▶ _EXERCISE DETAILS_
An exact copy of all the data is required, with pictures left out.

Collected data entries:

⟨

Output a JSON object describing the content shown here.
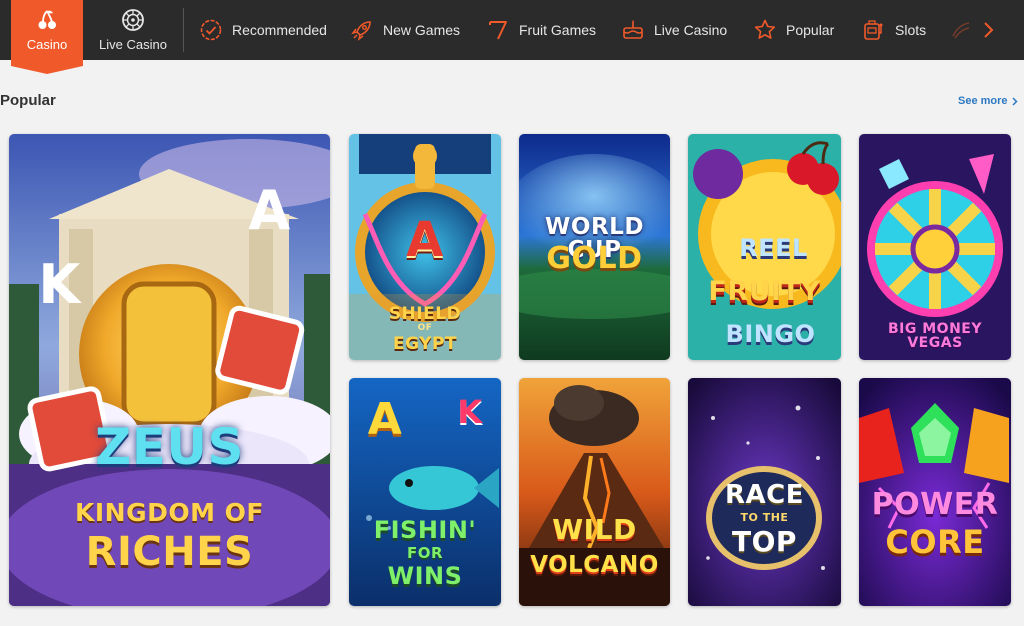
{
  "nav": {
    "primary_tabs": [
      {
        "label": "Casino",
        "icon": "cherries-icon",
        "active": true
      },
      {
        "label": "Live Casino",
        "icon": "roulette-wheel-icon",
        "active": false
      }
    ],
    "categories": [
      {
        "label": "Recommended",
        "icon": "badge-check-icon"
      },
      {
        "label": "New Games",
        "icon": "rocket-icon"
      },
      {
        "label": "Fruit Games",
        "icon": "lucky-seven-icon"
      },
      {
        "label": "Live Casino",
        "icon": "cake-icon"
      },
      {
        "label": "Popular",
        "icon": "star-icon"
      },
      {
        "label": "Slots",
        "icon": "slot-machine-icon"
      }
    ],
    "next_icon": "chevron-right-icon"
  },
  "section": {
    "title": "Popular",
    "see_more": "See more"
  },
  "games": {
    "featured": {
      "title_line1": "ZEUS",
      "title_line2": "KINGDOM OF",
      "title_line3": "RICHES",
      "art_letters": [
        "K",
        "A"
      ]
    },
    "shield": {
      "line1": "SHIELD",
      "line2": "OF",
      "line3": "EGYPT",
      "art_letter": "A"
    },
    "worldcup": {
      "line1": "WORLD CUP",
      "line2": "GOLD"
    },
    "reel": {
      "line1": "REEL",
      "line2": "FRUITY",
      "line3": "BINGO"
    },
    "bigmoney": {
      "line1": "BIG MONEY VEGAS"
    },
    "fishin": {
      "line1": "FISHIN'",
      "line2": "FOR",
      "line3": "WINS",
      "art_letters": [
        "A",
        "K"
      ]
    },
    "volcano": {
      "line1": "WILD",
      "line2": "VOLCANO"
    },
    "race": {
      "line1": "RACE",
      "line2": "TO THE",
      "line3": "TOP"
    },
    "power": {
      "line1": "POWER",
      "line2": "CORE"
    }
  },
  "colors": {
    "accent": "#f0592a",
    "nav_bg": "#2b2b2b",
    "link": "#2d78c2",
    "page_bg": "#f2f2f2"
  }
}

⟩

▶ _ANSWER IN FULL_
Output a JSON object describing the content shown here.
{
  "nav": {
    "primary_tabs": [
      {
        "label": "Casino",
        "icon": "cherries-icon",
        "active": true
      },
      {
        "label": "Live Casino",
        "icon": "roulette-wheel-icon",
        "active": false
      }
    ],
    "categories": [
      {
        "label": "Recommended",
        "icon": "badge-check-icon"
      },
      {
        "label": "New Games",
        "icon": "rocket-icon"
      },
      {
        "label": "Fruit Games",
        "icon": "lucky-seven-icon"
      },
      {
        "label": "Live Casino",
        "icon": "cake-icon"
      },
      {
        "label": "Popular",
        "icon": "star-icon"
      },
      {
        "label": "Slots",
        "icon": "slot-machine-icon"
      }
    ],
    "next_icon": "chevron-right-icon"
  },
  "section": {
    "title": "Popular",
    "see_more": "See more"
  },
  "games": {
    "featured": {
      "title_line1": "ZEUS",
      "title_line2": "KINGDOM OF",
      "title_line3": "RICHES",
      "art_letters": [
        "K",
        "A"
      ]
    },
    "shield": {
      "line1": "SHIELD",
      "line2": "OF",
      "line3": "EGYPT",
      "art_letter": "A"
    },
    "worldcup": {
      "line1": "WORLD CUP",
      "line2": "GOLD"
    },
    "reel": {
      "line1": "REEL",
      "line2": "FRUITY",
      "line3": "BINGO"
    },
    "bigmoney": {
      "line1": "BIG MONEY VEGAS"
    },
    "fishin": {
      "line1": "FISHIN'",
      "line2": "FOR",
      "line3": "WINS",
      "art_letters": [
        "A",
        "K"
      ]
    },
    "volcano": {
      "line1": "WILD",
      "line2": "VOLCANO"
    },
    "race": {
      "line1": "RACE",
      "line2": "TO THE",
      "line3": "TOP"
    },
    "power": {
      "line1": "POWER",
      "line2": "CORE"
    }
  },
  "colors": {
    "accent": "#f0592a",
    "nav_bg": "#2b2b2b",
    "link": "#2d78c2",
    "page_bg": "#f2f2f2"
  }
}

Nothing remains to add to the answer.